Required work –
Go through the records and copy each line where the word "this" occurs.

* start Given information *

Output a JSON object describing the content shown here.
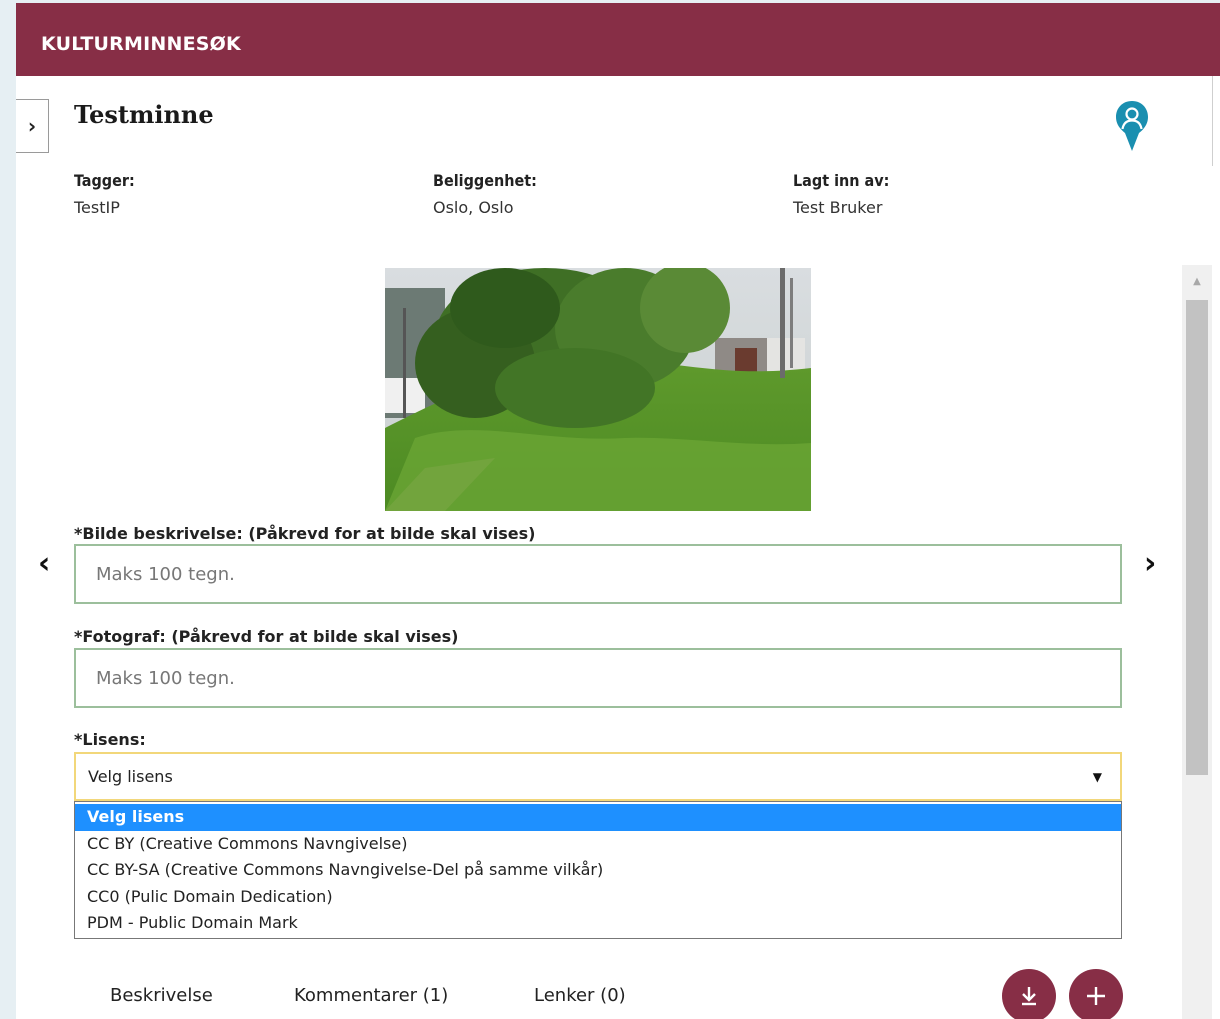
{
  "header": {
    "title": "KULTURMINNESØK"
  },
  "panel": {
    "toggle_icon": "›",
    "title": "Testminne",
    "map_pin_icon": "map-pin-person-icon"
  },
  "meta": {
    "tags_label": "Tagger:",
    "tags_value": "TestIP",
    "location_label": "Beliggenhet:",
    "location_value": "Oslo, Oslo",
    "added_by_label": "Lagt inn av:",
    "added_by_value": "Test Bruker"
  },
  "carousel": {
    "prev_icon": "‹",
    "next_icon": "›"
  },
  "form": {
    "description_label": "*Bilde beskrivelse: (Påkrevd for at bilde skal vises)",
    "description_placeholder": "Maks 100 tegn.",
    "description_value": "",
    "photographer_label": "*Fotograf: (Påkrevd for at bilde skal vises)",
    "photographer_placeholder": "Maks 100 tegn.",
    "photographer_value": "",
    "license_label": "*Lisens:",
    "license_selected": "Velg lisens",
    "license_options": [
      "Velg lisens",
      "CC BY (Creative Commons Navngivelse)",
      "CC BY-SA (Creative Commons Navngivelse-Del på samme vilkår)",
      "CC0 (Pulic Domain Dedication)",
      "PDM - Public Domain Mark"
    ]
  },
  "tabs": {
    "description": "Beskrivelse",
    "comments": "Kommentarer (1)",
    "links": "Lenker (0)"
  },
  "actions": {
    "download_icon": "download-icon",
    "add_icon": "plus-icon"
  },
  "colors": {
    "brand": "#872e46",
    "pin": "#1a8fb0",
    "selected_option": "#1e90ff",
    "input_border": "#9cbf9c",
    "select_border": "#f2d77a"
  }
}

* end Given information *
* start Given information *

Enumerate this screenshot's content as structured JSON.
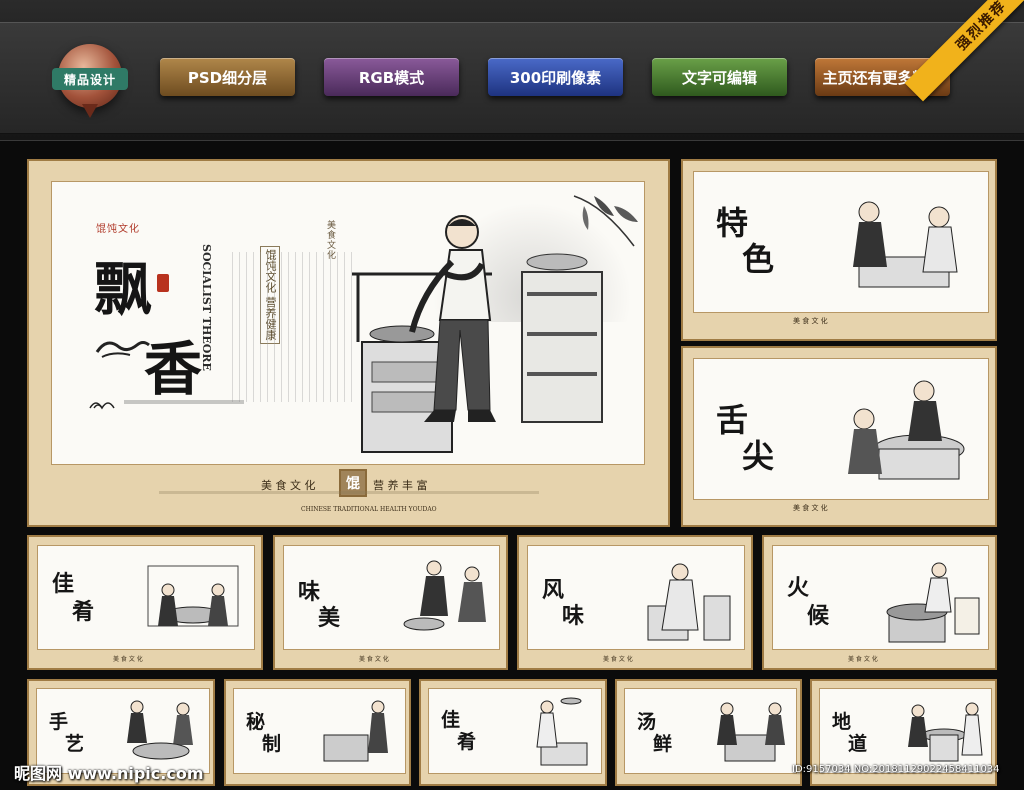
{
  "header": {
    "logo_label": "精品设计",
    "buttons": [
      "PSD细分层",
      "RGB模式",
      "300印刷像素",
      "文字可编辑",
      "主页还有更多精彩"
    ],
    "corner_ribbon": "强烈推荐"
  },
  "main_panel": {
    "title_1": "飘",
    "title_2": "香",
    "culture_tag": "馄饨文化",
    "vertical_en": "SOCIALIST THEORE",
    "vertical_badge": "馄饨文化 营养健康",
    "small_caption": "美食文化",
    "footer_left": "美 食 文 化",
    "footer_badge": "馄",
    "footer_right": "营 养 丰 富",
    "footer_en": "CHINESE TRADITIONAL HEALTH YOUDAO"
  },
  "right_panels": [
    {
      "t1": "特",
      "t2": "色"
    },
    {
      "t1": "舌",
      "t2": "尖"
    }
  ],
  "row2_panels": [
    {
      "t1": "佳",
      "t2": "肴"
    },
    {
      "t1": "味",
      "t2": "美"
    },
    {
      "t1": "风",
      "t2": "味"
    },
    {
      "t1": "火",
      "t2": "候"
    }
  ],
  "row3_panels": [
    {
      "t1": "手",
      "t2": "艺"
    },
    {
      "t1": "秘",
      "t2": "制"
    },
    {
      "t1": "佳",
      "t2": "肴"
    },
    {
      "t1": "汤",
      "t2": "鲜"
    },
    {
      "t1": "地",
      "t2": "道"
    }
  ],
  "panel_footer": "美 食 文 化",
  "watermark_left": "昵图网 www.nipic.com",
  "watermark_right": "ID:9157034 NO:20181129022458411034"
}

* end Given information *
* start Given information *

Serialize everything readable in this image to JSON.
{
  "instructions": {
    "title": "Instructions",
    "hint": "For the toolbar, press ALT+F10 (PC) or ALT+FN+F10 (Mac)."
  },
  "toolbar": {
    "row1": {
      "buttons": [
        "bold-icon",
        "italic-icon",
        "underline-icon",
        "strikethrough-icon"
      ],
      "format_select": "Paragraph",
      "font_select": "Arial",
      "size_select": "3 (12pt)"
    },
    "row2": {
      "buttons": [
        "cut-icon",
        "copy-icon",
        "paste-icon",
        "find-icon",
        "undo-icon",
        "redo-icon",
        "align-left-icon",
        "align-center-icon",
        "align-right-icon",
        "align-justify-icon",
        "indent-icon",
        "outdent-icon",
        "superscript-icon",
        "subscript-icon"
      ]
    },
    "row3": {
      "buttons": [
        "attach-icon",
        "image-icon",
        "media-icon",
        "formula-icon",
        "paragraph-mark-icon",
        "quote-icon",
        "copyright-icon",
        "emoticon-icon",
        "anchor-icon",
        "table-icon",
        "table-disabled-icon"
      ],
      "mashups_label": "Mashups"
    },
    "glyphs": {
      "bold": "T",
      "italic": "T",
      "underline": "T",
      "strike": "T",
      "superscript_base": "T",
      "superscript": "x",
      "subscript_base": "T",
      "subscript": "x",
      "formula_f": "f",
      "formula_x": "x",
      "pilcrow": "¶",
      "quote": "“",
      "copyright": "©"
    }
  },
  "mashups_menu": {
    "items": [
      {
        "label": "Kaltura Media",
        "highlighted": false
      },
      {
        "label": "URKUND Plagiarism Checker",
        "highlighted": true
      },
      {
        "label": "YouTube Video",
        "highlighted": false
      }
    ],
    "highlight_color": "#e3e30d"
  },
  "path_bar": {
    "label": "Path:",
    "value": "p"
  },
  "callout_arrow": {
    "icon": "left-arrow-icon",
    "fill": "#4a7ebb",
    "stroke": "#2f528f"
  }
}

* end Given information *

Task response –
Enumerate this screenshot's content as structured JSON.
Serialize everything readable in this image to JSON.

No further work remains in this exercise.